> **What is expected**:
Quote all of the data that follows exactly as written, skipping the images.

## start Records provided

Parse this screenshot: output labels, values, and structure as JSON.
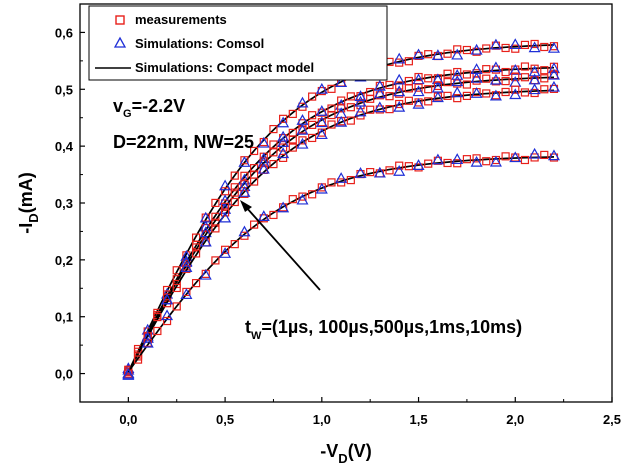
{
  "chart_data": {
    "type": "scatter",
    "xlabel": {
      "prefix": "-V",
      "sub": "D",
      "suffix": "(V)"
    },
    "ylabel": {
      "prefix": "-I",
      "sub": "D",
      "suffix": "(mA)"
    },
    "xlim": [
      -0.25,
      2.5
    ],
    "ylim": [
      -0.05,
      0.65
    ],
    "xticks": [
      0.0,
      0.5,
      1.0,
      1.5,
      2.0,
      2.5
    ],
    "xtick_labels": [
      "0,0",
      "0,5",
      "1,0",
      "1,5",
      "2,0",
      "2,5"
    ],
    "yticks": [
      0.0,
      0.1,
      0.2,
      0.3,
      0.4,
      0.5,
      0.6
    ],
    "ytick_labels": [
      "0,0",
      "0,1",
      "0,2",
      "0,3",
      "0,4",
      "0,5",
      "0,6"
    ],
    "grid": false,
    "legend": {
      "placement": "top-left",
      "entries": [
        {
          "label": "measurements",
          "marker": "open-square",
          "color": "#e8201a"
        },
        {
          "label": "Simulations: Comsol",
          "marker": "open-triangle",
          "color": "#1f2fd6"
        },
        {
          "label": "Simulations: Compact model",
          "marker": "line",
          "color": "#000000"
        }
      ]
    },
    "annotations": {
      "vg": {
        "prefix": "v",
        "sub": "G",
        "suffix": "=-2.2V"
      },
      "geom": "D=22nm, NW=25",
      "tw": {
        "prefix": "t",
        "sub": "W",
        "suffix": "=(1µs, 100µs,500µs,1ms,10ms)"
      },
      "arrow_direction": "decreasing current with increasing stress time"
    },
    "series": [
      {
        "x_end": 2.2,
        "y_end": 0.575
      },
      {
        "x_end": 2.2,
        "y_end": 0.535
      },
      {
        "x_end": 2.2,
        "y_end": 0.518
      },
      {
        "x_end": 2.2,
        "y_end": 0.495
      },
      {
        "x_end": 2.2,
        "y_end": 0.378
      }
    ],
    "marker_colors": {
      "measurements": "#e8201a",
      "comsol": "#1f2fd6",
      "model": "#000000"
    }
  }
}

## end Records provided

> **Full response**:
Parse this screenshot: output labels, values, and structure as JSON.
{
  "chart_data": {
    "type": "scatter",
    "xlabel": {
      "prefix": "-V",
      "sub": "D",
      "suffix": "(V)"
    },
    "ylabel": {
      "prefix": "-I",
      "sub": "D",
      "suffix": "(mA)"
    },
    "xlim": [
      -0.25,
      2.5
    ],
    "ylim": [
      -0.05,
      0.65
    ],
    "xticks": [
      0.0,
      0.5,
      1.0,
      1.5,
      2.0,
      2.5
    ],
    "xtick_labels": [
      "0,0",
      "0,5",
      "1,0",
      "1,5",
      "2,0",
      "2,5"
    ],
    "yticks": [
      0.0,
      0.1,
      0.2,
      0.3,
      0.4,
      0.5,
      0.6
    ],
    "ytick_labels": [
      "0,0",
      "0,1",
      "0,2",
      "0,3",
      "0,4",
      "0,5",
      "0,6"
    ],
    "grid": false,
    "legend": {
      "placement": "top-left",
      "entries": [
        {
          "label": "measurements",
          "marker": "open-square",
          "color": "#e8201a"
        },
        {
          "label": "Simulations: Comsol",
          "marker": "open-triangle",
          "color": "#1f2fd6"
        },
        {
          "label": "Simulations: Compact model",
          "marker": "line",
          "color": "#000000"
        }
      ]
    },
    "annotations": {
      "vg": {
        "prefix": "v",
        "sub": "G",
        "suffix": "=-2.2V"
      },
      "geom": "D=22nm, NW=25",
      "tw": {
        "prefix": "t",
        "sub": "W",
        "suffix": "=(1µs, 100µs,500µs,1ms,10ms)"
      },
      "arrow_direction": "decreasing current with increasing stress time"
    },
    "series": [
      {
        "x_end": 2.2,
        "y_end": 0.575
      },
      {
        "x_end": 2.2,
        "y_end": 0.535
      },
      {
        "x_end": 2.2,
        "y_end": 0.518
      },
      {
        "x_end": 2.2,
        "y_end": 0.495
      },
      {
        "x_end": 2.2,
        "y_end": 0.378
      }
    ],
    "marker_colors": {
      "measurements": "#e8201a",
      "comsol": "#1f2fd6",
      "model": "#000000"
    }
  }
}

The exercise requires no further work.